### [Directive]
Copy, in full, each line of the material that holds the word "nakapagpapakita".
------ Material provided ------
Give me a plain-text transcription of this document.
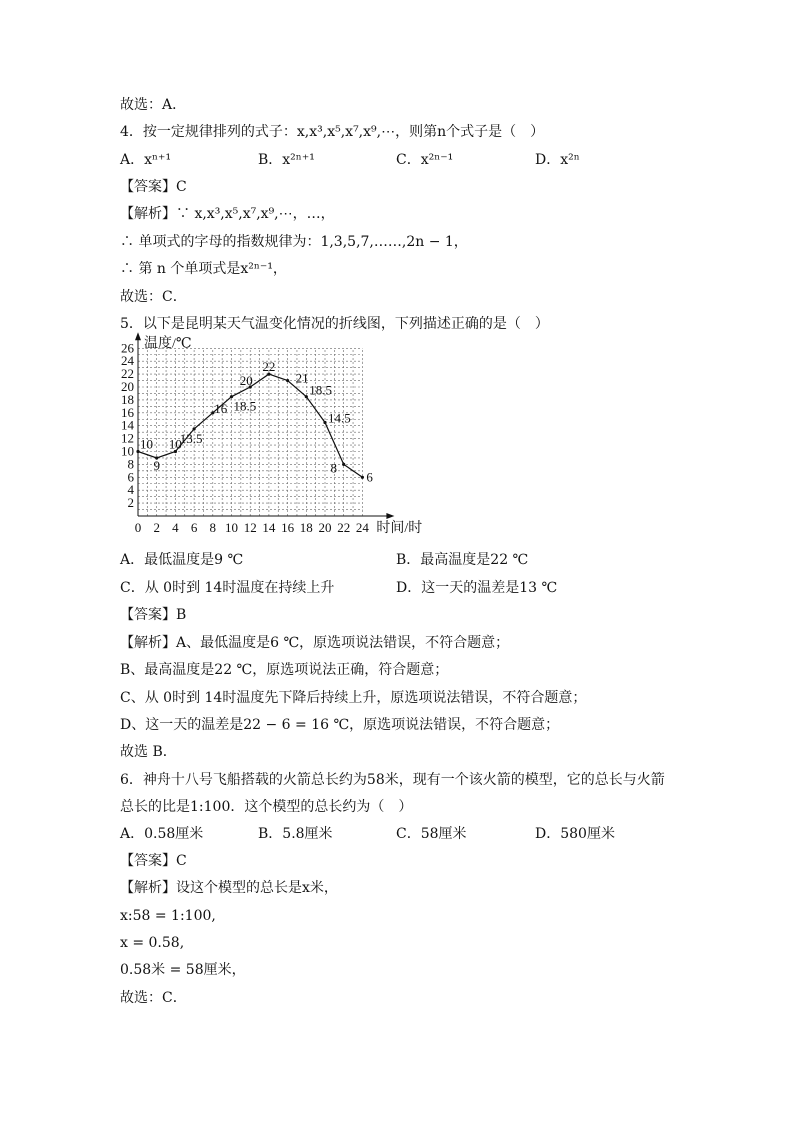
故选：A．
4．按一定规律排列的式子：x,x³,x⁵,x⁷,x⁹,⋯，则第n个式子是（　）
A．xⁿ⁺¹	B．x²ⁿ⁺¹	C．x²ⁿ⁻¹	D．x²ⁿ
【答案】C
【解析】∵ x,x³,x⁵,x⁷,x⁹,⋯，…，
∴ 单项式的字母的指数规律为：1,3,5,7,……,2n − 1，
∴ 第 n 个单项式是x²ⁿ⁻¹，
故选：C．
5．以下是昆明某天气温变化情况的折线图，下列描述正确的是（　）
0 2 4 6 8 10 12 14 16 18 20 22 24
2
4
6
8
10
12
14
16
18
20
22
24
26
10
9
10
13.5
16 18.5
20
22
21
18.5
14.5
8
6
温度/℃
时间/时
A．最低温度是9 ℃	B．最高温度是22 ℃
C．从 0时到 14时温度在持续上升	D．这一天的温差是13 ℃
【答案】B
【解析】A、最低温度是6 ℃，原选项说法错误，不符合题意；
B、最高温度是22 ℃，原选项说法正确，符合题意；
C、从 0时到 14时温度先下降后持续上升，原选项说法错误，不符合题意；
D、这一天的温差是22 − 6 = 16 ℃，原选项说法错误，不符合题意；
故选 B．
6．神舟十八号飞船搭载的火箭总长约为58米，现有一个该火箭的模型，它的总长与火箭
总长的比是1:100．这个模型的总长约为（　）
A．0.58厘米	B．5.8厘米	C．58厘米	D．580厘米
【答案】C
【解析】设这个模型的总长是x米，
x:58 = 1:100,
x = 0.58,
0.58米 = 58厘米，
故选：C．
------
------ Material provided ------
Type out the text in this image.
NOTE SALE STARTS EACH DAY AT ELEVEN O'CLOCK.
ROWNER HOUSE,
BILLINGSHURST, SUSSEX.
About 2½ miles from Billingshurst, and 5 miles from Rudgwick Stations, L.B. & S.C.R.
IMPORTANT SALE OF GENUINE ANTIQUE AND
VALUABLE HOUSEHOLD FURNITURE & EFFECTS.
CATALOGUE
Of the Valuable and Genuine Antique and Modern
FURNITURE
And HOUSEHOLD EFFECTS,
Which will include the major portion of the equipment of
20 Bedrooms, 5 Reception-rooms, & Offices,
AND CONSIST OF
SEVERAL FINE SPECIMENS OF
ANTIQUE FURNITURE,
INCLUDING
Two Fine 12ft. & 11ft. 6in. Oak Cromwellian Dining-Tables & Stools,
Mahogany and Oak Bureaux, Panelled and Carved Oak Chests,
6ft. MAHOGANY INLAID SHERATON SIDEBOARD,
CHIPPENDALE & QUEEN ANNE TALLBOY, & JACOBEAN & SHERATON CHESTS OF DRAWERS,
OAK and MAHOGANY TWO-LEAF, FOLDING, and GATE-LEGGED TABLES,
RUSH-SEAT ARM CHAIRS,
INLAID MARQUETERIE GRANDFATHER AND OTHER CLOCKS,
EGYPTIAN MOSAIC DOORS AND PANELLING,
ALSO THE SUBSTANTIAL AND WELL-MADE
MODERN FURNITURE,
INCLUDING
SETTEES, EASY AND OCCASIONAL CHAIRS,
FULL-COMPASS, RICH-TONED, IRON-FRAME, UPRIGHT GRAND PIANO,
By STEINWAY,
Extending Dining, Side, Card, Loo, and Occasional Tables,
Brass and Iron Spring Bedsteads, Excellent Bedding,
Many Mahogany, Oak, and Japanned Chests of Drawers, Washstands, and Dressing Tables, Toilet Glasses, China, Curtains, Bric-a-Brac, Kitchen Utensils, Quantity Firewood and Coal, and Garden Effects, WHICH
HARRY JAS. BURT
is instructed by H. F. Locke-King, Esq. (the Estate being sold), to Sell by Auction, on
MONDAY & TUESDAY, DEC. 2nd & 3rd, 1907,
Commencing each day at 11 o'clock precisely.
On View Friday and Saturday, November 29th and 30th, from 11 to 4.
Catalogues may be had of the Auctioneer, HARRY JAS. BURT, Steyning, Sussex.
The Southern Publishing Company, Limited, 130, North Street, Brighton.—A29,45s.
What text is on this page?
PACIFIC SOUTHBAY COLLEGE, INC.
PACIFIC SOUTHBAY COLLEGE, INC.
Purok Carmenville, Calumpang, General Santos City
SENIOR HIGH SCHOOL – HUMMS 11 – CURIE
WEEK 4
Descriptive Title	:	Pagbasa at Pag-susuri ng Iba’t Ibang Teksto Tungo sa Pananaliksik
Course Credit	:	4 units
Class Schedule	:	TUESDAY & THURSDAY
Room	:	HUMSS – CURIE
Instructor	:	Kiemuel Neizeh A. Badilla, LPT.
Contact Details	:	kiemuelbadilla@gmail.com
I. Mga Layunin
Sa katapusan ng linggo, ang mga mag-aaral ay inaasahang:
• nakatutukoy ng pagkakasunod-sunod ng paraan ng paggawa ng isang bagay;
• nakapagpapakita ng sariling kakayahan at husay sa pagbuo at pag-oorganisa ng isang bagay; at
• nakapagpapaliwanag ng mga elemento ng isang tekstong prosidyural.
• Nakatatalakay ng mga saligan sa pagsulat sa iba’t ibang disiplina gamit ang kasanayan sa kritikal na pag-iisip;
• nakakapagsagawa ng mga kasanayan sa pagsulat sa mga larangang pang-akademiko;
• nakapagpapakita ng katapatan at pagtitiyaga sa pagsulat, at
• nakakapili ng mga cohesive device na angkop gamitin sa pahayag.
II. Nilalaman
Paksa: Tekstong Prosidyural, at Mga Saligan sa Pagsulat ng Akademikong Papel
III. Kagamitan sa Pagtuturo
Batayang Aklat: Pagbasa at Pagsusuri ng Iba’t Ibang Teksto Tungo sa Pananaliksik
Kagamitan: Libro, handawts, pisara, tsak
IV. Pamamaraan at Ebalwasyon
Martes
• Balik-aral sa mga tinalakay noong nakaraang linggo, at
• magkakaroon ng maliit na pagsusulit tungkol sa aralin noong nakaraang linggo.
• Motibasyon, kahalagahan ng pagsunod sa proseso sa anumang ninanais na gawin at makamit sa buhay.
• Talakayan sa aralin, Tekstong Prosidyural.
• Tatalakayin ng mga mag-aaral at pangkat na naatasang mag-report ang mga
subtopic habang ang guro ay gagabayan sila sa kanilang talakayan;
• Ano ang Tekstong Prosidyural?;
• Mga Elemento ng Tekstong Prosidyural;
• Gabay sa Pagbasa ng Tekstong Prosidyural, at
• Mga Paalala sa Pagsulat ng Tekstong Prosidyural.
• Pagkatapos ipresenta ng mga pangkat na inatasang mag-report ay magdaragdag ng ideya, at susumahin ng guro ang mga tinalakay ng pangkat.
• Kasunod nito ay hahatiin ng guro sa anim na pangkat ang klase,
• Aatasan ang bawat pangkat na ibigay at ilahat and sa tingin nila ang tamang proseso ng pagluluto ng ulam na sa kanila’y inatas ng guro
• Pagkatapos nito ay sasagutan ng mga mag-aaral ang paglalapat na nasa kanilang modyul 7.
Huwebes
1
------
### [Problem solution]
• nakapagpapakita ng sariling kakayahan at husay sa pagbuo at pag-oorganisa ng isang bagay; at
• nakapagpapakita ng katapatan at pagtitiyaga sa pagsulat, at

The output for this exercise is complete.